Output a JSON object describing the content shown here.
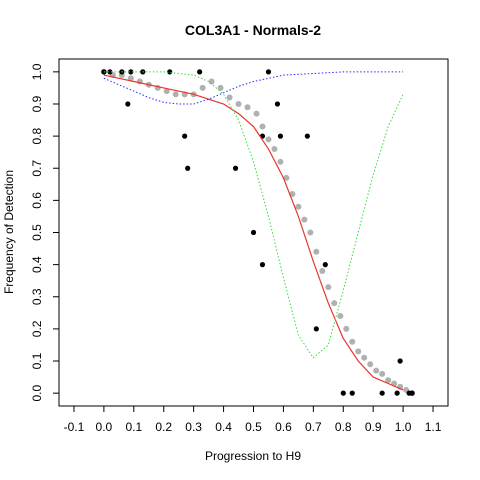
{
  "chart_data": {
    "type": "scatter",
    "title": "COL3A1 - Normals-2",
    "xlabel": "Progression to H9",
    "ylabel": "Frequency of Detection",
    "xlim": [
      -0.15,
      1.15
    ],
    "ylim": [
      -0.04,
      1.04
    ],
    "x_ticks": [
      "-0.1",
      "0.0",
      "0.1",
      "0.2",
      "0.3",
      "0.4",
      "0.5",
      "0.6",
      "0.7",
      "0.8",
      "0.9",
      "1.0",
      "1.1"
    ],
    "x_tick_values": [
      -0.1,
      0.0,
      0.1,
      0.2,
      0.3,
      0.4,
      0.5,
      0.6,
      0.7,
      0.8,
      0.9,
      1.0,
      1.1
    ],
    "y_ticks": [
      "0.0",
      "0.1",
      "0.2",
      "0.3",
      "0.4",
      "0.5",
      "0.6",
      "0.7",
      "0.8",
      "0.9",
      "1.0"
    ],
    "y_tick_values": [
      0.0,
      0.1,
      0.2,
      0.3,
      0.4,
      0.5,
      0.6,
      0.7,
      0.8,
      0.9,
      1.0
    ],
    "grid": false,
    "series": [
      {
        "kind": "points",
        "color": "#000000",
        "x": [
          0.0,
          0.02,
          0.06,
          0.08,
          0.09,
          0.13,
          0.22,
          0.27,
          0.28,
          0.32,
          0.44,
          0.5,
          0.53,
          0.53,
          0.55,
          0.58,
          0.59,
          0.68,
          0.71,
          0.74,
          0.8,
          0.83,
          0.93,
          0.98,
          0.99,
          1.02,
          1.03
        ],
        "y": [
          1.0,
          1.0,
          1.0,
          0.9,
          1.0,
          1.0,
          1.0,
          0.8,
          0.7,
          1.0,
          0.7,
          0.5,
          0.4,
          0.8,
          1.0,
          0.9,
          0.8,
          0.8,
          0.2,
          0.4,
          0.0,
          0.0,
          0.0,
          0.0,
          0.1,
          0.0,
          0.0
        ]
      },
      {
        "kind": "smoothed-points",
        "color": "#b0b0b0",
        "x": [
          0.0,
          0.03,
          0.06,
          0.09,
          0.12,
          0.15,
          0.18,
          0.21,
          0.24,
          0.27,
          0.3,
          0.33,
          0.36,
          0.39,
          0.42,
          0.45,
          0.48,
          0.51,
          0.53,
          0.55,
          0.57,
          0.59,
          0.61,
          0.63,
          0.65,
          0.67,
          0.69,
          0.71,
          0.73,
          0.75,
          0.77,
          0.79,
          0.81,
          0.83,
          0.85,
          0.87,
          0.89,
          0.91,
          0.93,
          0.95,
          0.97,
          0.99,
          1.01,
          1.03
        ],
        "y": [
          1.0,
          0.99,
          0.99,
          0.98,
          0.97,
          0.96,
          0.95,
          0.94,
          0.93,
          0.93,
          0.93,
          0.95,
          0.97,
          0.95,
          0.92,
          0.9,
          0.89,
          0.87,
          0.83,
          0.79,
          0.76,
          0.72,
          0.67,
          0.62,
          0.58,
          0.54,
          0.5,
          0.44,
          0.38,
          0.33,
          0.28,
          0.24,
          0.2,
          0.16,
          0.13,
          0.11,
          0.09,
          0.07,
          0.06,
          0.04,
          0.03,
          0.02,
          0.01,
          0.0
        ]
      },
      {
        "kind": "line",
        "style": "solid",
        "color": "#e8352c",
        "x": [
          0.0,
          0.1,
          0.2,
          0.3,
          0.4,
          0.45,
          0.5,
          0.55,
          0.6,
          0.65,
          0.7,
          0.75,
          0.8,
          0.85,
          0.9,
          0.95,
          1.0
        ],
        "y": [
          0.99,
          0.97,
          0.95,
          0.93,
          0.9,
          0.87,
          0.83,
          0.76,
          0.67,
          0.55,
          0.41,
          0.28,
          0.17,
          0.1,
          0.05,
          0.03,
          0.01
        ]
      },
      {
        "kind": "line",
        "style": "dotted",
        "color": "#2b2bff",
        "x": [
          0.0,
          0.05,
          0.1,
          0.15,
          0.2,
          0.25,
          0.3,
          0.35,
          0.4,
          0.45,
          0.5,
          0.55,
          0.6,
          0.7,
          0.8,
          0.9,
          1.0
        ],
        "y": [
          0.98,
          0.96,
          0.94,
          0.92,
          0.905,
          0.9,
          0.9,
          0.915,
          0.935,
          0.955,
          0.97,
          0.98,
          0.99,
          0.995,
          1.0,
          1.0,
          1.0
        ]
      },
      {
        "kind": "line",
        "style": "dotted",
        "color": "#33dd33",
        "x": [
          0.0,
          0.1,
          0.2,
          0.3,
          0.35,
          0.4,
          0.45,
          0.5,
          0.55,
          0.6,
          0.65,
          0.7,
          0.75,
          0.8,
          0.85,
          0.9,
          0.95,
          1.0
        ],
        "y": [
          1.0,
          1.0,
          1.0,
          0.99,
          0.97,
          0.93,
          0.85,
          0.72,
          0.55,
          0.36,
          0.18,
          0.11,
          0.15,
          0.32,
          0.5,
          0.68,
          0.83,
          0.93
        ]
      }
    ]
  }
}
*****
• [EXERCISE DIRECTIONS] Your copy should repeat each entry above exactly but contain no pictures.

• [SOLVED PROBLEM]
Output a JSON object describing the content shown here.
{
  "chart_data": {
    "type": "scatter",
    "title": "COL3A1 - Normals-2",
    "xlabel": "Progression to H9",
    "ylabel": "Frequency of Detection",
    "xlim": [
      -0.15,
      1.15
    ],
    "ylim": [
      -0.04,
      1.04
    ],
    "x_ticks": [
      "-0.1",
      "0.0",
      "0.1",
      "0.2",
      "0.3",
      "0.4",
      "0.5",
      "0.6",
      "0.7",
      "0.8",
      "0.9",
      "1.0",
      "1.1"
    ],
    "x_tick_values": [
      -0.1,
      0.0,
      0.1,
      0.2,
      0.3,
      0.4,
      0.5,
      0.6,
      0.7,
      0.8,
      0.9,
      1.0,
      1.1
    ],
    "y_ticks": [
      "0.0",
      "0.1",
      "0.2",
      "0.3",
      "0.4",
      "0.5",
      "0.6",
      "0.7",
      "0.8",
      "0.9",
      "1.0"
    ],
    "y_tick_values": [
      0.0,
      0.1,
      0.2,
      0.3,
      0.4,
      0.5,
      0.6,
      0.7,
      0.8,
      0.9,
      1.0
    ],
    "grid": false,
    "series": [
      {
        "kind": "points",
        "color": "#000000",
        "x": [
          0.0,
          0.02,
          0.06,
          0.08,
          0.09,
          0.13,
          0.22,
          0.27,
          0.28,
          0.32,
          0.44,
          0.5,
          0.53,
          0.53,
          0.55,
          0.58,
          0.59,
          0.68,
          0.71,
          0.74,
          0.8,
          0.83,
          0.93,
          0.98,
          0.99,
          1.02,
          1.03
        ],
        "y": [
          1.0,
          1.0,
          1.0,
          0.9,
          1.0,
          1.0,
          1.0,
          0.8,
          0.7,
          1.0,
          0.7,
          0.5,
          0.4,
          0.8,
          1.0,
          0.9,
          0.8,
          0.8,
          0.2,
          0.4,
          0.0,
          0.0,
          0.0,
          0.0,
          0.1,
          0.0,
          0.0
        ]
      },
      {
        "kind": "smoothed-points",
        "color": "#b0b0b0",
        "x": [
          0.0,
          0.03,
          0.06,
          0.09,
          0.12,
          0.15,
          0.18,
          0.21,
          0.24,
          0.27,
          0.3,
          0.33,
          0.36,
          0.39,
          0.42,
          0.45,
          0.48,
          0.51,
          0.53,
          0.55,
          0.57,
          0.59,
          0.61,
          0.63,
          0.65,
          0.67,
          0.69,
          0.71,
          0.73,
          0.75,
          0.77,
          0.79,
          0.81,
          0.83,
          0.85,
          0.87,
          0.89,
          0.91,
          0.93,
          0.95,
          0.97,
          0.99,
          1.01,
          1.03
        ],
        "y": [
          1.0,
          0.99,
          0.99,
          0.98,
          0.97,
          0.96,
          0.95,
          0.94,
          0.93,
          0.93,
          0.93,
          0.95,
          0.97,
          0.95,
          0.92,
          0.9,
          0.89,
          0.87,
          0.83,
          0.79,
          0.76,
          0.72,
          0.67,
          0.62,
          0.58,
          0.54,
          0.5,
          0.44,
          0.38,
          0.33,
          0.28,
          0.24,
          0.2,
          0.16,
          0.13,
          0.11,
          0.09,
          0.07,
          0.06,
          0.04,
          0.03,
          0.02,
          0.01,
          0.0
        ]
      },
      {
        "kind": "line",
        "style": "solid",
        "color": "#e8352c",
        "x": [
          0.0,
          0.1,
          0.2,
          0.3,
          0.4,
          0.45,
          0.5,
          0.55,
          0.6,
          0.65,
          0.7,
          0.75,
          0.8,
          0.85,
          0.9,
          0.95,
          1.0
        ],
        "y": [
          0.99,
          0.97,
          0.95,
          0.93,
          0.9,
          0.87,
          0.83,
          0.76,
          0.67,
          0.55,
          0.41,
          0.28,
          0.17,
          0.1,
          0.05,
          0.03,
          0.01
        ]
      },
      {
        "kind": "line",
        "style": "dotted",
        "color": "#2b2bff",
        "x": [
          0.0,
          0.05,
          0.1,
          0.15,
          0.2,
          0.25,
          0.3,
          0.35,
          0.4,
          0.45,
          0.5,
          0.55,
          0.6,
          0.7,
          0.8,
          0.9,
          1.0
        ],
        "y": [
          0.98,
          0.96,
          0.94,
          0.92,
          0.905,
          0.9,
          0.9,
          0.915,
          0.935,
          0.955,
          0.97,
          0.98,
          0.99,
          0.995,
          1.0,
          1.0,
          1.0
        ]
      },
      {
        "kind": "line",
        "style": "dotted",
        "color": "#33dd33",
        "x": [
          0.0,
          0.1,
          0.2,
          0.3,
          0.35,
          0.4,
          0.45,
          0.5,
          0.55,
          0.6,
          0.65,
          0.7,
          0.75,
          0.8,
          0.85,
          0.9,
          0.95,
          1.0
        ],
        "y": [
          1.0,
          1.0,
          1.0,
          0.99,
          0.97,
          0.93,
          0.85,
          0.72,
          0.55,
          0.36,
          0.18,
          0.11,
          0.15,
          0.32,
          0.5,
          0.68,
          0.83,
          0.93
        ]
      }
    ]
  }
}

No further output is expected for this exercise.